Extracted data entries:
+ + + + + + +

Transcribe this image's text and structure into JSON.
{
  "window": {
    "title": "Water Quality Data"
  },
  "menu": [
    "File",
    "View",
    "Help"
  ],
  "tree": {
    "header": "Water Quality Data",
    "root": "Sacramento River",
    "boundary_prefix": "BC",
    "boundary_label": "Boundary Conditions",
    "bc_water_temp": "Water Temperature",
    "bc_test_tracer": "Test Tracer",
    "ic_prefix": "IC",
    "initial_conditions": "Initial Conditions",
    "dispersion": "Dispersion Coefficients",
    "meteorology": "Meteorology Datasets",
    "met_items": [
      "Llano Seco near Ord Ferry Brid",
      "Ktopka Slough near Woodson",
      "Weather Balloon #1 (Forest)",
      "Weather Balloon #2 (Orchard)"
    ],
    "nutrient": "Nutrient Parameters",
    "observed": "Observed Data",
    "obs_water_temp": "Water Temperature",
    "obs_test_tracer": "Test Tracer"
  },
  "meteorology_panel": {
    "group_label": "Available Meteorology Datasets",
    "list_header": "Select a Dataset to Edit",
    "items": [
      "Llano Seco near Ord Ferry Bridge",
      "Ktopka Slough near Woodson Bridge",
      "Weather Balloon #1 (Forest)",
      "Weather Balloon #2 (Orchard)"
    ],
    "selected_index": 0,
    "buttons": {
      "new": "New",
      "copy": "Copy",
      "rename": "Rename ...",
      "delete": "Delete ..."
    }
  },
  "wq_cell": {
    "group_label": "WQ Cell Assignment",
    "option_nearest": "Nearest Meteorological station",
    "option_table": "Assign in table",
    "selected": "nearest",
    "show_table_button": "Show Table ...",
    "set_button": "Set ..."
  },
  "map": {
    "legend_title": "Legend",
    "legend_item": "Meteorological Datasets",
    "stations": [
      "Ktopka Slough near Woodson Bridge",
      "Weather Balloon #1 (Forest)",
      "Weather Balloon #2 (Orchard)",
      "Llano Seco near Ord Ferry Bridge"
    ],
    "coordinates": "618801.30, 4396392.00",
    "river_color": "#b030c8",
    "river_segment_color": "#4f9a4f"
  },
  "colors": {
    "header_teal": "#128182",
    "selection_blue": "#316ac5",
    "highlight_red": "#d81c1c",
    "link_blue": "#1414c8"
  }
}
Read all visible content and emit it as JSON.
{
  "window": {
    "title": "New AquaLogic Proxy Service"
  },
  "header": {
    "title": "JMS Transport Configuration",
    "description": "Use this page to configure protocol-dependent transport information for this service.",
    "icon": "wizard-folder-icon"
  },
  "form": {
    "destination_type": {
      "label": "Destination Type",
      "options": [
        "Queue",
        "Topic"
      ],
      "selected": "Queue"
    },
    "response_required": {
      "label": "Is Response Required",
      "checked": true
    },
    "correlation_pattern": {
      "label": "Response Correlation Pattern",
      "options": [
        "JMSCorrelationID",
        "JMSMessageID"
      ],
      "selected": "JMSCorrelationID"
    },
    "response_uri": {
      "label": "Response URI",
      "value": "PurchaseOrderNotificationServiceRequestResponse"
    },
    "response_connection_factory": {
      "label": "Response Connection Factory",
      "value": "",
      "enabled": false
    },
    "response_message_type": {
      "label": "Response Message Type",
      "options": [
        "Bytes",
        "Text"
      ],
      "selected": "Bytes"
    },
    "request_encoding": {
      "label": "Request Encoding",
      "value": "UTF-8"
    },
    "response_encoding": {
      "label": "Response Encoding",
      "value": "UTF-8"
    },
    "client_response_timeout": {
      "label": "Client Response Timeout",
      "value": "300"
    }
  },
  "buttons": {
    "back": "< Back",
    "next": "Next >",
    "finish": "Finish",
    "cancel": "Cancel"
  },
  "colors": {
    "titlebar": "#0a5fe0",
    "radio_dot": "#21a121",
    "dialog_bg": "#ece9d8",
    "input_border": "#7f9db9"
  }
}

+ + + + + + +

◆ **TASK OBJECTIVE**: Go through the material and select each line with the string "Datasets" in it.

◆ **EXPECTED OUTPUT**:
    "meteorology": "Meteorology Datasets",
    "group_label": "Available Meteorology Datasets",
    "legend_item": "Meteorological Datasets",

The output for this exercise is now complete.